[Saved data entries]
________________

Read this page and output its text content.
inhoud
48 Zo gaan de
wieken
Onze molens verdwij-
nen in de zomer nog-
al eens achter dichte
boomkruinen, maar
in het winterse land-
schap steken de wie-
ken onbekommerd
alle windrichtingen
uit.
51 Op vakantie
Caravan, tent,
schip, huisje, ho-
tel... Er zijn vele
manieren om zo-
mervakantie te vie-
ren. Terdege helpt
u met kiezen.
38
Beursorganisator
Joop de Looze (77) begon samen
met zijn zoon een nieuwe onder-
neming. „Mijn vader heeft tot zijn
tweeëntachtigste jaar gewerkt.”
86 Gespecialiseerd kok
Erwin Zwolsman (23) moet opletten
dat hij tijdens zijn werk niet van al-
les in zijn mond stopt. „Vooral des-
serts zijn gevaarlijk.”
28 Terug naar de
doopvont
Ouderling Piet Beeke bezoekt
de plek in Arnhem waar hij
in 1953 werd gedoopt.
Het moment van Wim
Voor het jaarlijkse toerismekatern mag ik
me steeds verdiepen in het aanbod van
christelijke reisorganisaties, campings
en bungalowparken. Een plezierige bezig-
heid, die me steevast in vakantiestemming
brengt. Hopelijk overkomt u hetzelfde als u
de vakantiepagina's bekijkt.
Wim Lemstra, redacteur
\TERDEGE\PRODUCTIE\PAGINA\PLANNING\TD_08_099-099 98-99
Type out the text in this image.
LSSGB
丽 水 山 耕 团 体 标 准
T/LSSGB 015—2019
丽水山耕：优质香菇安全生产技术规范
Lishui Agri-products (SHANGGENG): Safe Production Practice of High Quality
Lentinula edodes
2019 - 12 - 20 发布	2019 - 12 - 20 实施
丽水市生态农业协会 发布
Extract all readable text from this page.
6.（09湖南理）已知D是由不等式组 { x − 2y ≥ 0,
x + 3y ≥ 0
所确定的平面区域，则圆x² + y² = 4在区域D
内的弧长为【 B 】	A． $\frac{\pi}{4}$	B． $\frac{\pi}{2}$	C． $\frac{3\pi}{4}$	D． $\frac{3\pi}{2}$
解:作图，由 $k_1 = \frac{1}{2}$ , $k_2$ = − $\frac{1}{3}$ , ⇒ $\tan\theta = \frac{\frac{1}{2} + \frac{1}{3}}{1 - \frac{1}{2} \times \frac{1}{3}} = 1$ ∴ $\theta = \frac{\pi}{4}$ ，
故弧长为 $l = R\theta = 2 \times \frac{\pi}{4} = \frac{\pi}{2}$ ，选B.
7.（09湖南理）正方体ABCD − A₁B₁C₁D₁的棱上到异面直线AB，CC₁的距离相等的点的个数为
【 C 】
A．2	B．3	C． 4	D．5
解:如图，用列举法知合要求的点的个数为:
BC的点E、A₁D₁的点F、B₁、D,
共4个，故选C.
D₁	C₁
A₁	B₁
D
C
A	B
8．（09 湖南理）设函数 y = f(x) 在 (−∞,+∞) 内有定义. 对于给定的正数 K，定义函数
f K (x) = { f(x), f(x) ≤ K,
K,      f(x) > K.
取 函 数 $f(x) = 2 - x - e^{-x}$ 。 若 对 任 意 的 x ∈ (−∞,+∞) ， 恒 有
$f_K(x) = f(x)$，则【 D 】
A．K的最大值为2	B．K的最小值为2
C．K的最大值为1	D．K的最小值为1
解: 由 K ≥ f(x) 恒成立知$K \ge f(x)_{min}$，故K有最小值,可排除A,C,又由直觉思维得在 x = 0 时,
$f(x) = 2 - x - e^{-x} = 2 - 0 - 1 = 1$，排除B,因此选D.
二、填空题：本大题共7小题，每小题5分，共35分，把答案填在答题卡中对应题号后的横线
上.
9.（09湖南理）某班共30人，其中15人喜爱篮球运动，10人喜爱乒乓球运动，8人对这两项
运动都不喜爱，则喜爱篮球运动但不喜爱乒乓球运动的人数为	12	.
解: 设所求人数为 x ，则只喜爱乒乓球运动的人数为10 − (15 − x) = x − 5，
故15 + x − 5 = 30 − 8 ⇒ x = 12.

________________

THE EXERCISE :: Report how many lines in the entries hold the string "zijn". Nothing but the number is wanted.

ANSWER TO THIS PROBLEM :: 6